Recorded data
# # # # #

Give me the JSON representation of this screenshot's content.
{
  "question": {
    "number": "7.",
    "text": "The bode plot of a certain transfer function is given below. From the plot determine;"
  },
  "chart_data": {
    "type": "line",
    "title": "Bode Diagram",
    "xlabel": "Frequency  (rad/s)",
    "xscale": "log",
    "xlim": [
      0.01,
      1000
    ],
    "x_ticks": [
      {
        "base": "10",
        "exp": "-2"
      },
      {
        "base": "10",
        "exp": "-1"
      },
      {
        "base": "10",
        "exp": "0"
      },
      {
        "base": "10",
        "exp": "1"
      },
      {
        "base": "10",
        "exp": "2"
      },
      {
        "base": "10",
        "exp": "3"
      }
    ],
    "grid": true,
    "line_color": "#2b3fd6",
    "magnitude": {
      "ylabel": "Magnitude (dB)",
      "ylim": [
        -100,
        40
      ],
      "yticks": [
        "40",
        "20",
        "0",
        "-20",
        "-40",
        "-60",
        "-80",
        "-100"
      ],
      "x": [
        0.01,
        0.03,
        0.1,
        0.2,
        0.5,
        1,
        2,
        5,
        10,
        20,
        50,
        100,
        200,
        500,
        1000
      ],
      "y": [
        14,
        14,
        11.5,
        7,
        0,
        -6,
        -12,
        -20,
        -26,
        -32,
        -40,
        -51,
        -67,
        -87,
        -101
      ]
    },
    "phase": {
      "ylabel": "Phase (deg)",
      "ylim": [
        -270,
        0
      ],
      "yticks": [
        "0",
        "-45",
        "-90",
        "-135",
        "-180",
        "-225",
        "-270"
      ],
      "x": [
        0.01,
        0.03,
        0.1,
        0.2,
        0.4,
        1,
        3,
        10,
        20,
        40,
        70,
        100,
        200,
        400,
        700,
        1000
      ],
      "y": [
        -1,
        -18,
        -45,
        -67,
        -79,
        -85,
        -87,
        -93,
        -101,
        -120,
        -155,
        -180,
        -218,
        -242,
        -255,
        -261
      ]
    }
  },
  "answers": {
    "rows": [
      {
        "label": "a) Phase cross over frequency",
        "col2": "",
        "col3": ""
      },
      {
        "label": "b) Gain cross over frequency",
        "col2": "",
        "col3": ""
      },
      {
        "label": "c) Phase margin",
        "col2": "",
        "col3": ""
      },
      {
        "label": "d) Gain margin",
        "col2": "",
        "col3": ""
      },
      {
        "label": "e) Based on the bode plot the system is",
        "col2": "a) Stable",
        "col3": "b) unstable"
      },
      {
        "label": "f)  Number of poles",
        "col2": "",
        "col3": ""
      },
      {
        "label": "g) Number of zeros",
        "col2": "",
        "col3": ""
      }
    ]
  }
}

# # # # #

Your instructions
Identify which lines contain the word "over" and copy each one.

Reply to the task
        "label": "a) Phase cross over frequency",
        "label": "b) Gain cross over frequency",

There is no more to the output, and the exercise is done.